start Task data

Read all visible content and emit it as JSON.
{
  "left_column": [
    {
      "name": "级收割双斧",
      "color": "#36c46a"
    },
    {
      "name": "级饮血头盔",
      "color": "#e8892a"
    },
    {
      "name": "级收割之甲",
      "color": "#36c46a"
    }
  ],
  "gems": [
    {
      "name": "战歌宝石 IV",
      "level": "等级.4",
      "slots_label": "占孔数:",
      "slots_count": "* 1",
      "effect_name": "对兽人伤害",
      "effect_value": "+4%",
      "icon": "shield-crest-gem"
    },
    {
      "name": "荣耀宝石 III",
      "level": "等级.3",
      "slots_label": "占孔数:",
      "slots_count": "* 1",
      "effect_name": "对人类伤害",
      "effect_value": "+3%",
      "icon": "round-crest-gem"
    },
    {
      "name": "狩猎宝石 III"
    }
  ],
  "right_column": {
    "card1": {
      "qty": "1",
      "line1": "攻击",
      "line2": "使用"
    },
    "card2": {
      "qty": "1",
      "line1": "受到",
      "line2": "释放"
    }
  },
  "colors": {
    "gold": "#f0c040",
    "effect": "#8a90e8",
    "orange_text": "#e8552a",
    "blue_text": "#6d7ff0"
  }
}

end Task data

▶ **Requirements**: The whole listing above needs to be written out again exactly.

▶ **Solution to this task**:
Read all visible content and emit it as JSON.
{
  "left_column": [
    {
      "name": "级收割双斧",
      "color": "#36c46a"
    },
    {
      "name": "级饮血头盔",
      "color": "#e8892a"
    },
    {
      "name": "级收割之甲",
      "color": "#36c46a"
    }
  ],
  "gems": [
    {
      "name": "战歌宝石 IV",
      "level": "等级.4",
      "slots_label": "占孔数:",
      "slots_count": "* 1",
      "effect_name": "对兽人伤害",
      "effect_value": "+4%",
      "icon": "shield-crest-gem"
    },
    {
      "name": "荣耀宝石 III",
      "level": "等级.3",
      "slots_label": "占孔数:",
      "slots_count": "* 1",
      "effect_name": "对人类伤害",
      "effect_value": "+3%",
      "icon": "round-crest-gem"
    },
    {
      "name": "狩猎宝石 III"
    }
  ],
  "right_column": {
    "card1": {
      "qty": "1",
      "line1": "攻击",
      "line2": "使用"
    },
    "card2": {
      "qty": "1",
      "line1": "受到",
      "line2": "释放"
    }
  },
  "colors": {
    "gold": "#f0c040",
    "effect": "#8a90e8",
    "orange_text": "#e8552a",
    "blue_text": "#6d7ff0"
  }
}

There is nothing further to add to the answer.